# What to do
Where a line below holds the string "Reply", copy that line.

begin

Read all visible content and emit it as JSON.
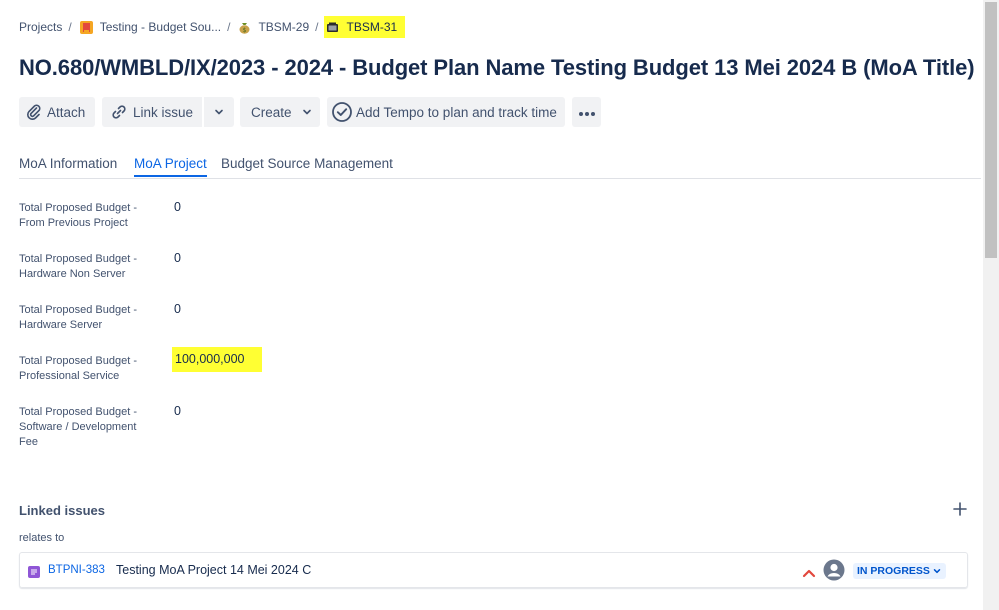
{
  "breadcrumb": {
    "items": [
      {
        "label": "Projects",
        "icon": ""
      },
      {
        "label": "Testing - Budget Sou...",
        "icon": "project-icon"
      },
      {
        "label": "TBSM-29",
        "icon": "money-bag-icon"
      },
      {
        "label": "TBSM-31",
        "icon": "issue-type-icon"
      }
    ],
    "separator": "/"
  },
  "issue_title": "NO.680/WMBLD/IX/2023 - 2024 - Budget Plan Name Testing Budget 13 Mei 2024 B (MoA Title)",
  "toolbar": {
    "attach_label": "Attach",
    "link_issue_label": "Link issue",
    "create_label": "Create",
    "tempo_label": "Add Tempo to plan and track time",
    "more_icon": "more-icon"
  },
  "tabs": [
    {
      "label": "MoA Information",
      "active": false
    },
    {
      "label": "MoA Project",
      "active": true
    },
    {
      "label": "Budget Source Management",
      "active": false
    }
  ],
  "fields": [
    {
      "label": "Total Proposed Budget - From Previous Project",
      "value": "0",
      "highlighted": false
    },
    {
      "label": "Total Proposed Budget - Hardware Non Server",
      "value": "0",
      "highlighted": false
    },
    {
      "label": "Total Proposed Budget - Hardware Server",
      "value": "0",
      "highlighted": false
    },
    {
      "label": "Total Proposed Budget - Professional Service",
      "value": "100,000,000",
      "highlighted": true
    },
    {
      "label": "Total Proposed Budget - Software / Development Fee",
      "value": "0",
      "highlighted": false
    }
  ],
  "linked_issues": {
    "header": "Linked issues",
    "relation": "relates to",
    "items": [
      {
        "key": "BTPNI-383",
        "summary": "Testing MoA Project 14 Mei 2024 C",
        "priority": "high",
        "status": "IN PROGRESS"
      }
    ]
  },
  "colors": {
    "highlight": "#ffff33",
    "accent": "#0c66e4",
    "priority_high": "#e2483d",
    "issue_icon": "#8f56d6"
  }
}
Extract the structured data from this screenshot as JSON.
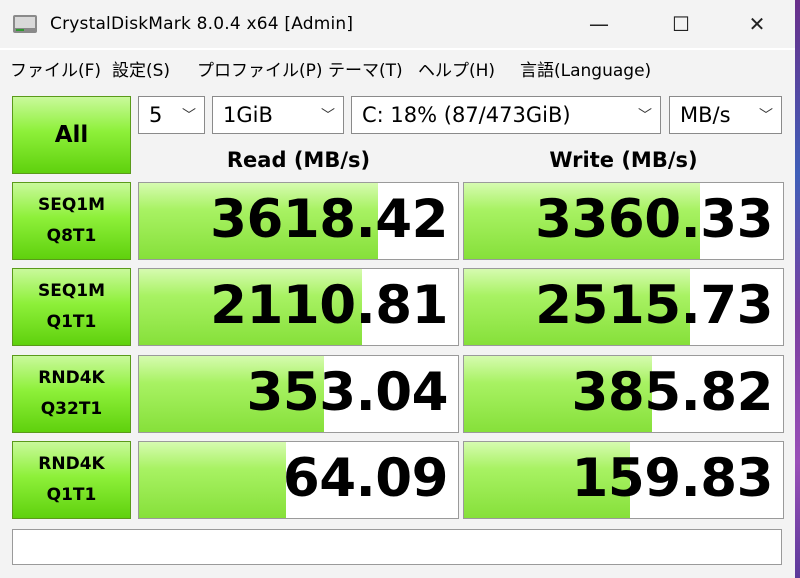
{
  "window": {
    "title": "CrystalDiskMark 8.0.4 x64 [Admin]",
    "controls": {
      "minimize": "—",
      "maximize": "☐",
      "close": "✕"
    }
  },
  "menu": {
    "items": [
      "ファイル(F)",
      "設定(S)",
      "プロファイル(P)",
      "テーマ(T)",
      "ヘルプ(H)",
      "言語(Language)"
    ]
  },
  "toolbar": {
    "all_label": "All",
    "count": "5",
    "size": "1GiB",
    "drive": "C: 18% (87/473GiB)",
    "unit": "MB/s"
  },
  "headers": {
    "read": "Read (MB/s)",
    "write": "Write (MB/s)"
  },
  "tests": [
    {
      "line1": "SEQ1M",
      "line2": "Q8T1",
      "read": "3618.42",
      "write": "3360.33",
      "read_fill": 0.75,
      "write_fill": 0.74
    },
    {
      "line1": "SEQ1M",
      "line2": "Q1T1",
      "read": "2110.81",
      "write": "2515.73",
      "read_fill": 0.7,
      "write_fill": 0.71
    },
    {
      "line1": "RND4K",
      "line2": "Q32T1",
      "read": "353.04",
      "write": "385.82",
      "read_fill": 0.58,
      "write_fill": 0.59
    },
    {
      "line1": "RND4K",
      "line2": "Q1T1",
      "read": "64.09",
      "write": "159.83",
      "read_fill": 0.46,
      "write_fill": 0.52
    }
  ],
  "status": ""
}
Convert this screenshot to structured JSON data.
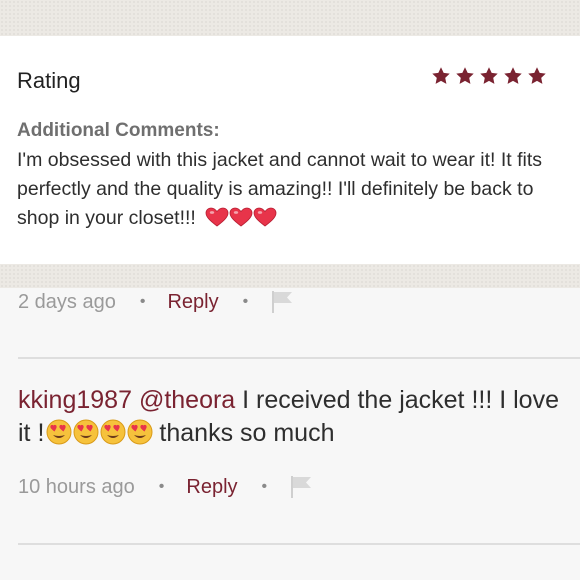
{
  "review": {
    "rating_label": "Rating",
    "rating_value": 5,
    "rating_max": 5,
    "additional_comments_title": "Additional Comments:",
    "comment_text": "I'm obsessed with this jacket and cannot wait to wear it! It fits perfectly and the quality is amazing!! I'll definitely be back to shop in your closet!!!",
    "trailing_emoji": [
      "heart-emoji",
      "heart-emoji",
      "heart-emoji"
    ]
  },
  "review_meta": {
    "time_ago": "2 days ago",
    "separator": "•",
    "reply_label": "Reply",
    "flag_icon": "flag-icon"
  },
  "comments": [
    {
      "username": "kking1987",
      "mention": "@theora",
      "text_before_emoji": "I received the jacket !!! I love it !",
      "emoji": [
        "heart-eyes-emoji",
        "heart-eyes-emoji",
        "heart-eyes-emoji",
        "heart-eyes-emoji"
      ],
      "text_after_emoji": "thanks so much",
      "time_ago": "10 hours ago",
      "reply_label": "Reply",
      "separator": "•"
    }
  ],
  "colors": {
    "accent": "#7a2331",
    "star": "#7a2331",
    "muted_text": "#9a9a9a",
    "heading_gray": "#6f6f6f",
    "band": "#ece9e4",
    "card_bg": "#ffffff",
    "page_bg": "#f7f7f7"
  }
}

end
begin

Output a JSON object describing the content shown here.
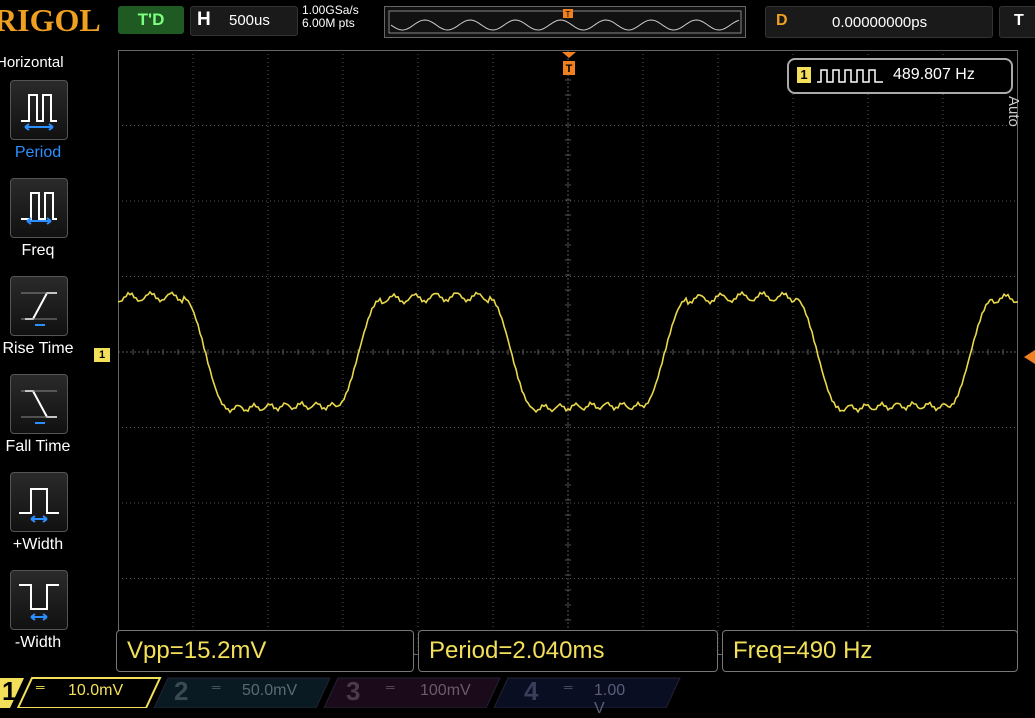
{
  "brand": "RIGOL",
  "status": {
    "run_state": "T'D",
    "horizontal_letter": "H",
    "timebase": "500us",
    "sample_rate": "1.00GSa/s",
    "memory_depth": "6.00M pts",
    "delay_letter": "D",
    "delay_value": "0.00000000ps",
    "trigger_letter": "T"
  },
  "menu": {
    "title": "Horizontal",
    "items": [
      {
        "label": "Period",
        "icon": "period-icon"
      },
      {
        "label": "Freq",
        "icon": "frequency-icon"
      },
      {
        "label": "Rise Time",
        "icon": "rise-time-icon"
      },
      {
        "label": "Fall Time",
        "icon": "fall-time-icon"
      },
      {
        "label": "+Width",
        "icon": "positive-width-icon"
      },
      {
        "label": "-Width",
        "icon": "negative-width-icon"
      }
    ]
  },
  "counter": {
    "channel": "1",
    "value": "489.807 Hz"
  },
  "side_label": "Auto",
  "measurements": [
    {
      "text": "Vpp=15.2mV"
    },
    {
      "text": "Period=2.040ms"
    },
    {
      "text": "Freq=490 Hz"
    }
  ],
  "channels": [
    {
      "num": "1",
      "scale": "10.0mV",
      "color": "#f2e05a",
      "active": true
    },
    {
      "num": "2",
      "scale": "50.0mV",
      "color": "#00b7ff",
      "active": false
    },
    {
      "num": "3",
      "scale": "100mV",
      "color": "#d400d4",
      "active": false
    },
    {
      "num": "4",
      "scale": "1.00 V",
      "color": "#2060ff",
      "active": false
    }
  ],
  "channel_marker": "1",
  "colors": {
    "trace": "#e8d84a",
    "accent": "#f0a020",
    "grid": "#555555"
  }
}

end

# Result of this exercise
    "reply_label": "Reply",
      "reply_label": "Reply",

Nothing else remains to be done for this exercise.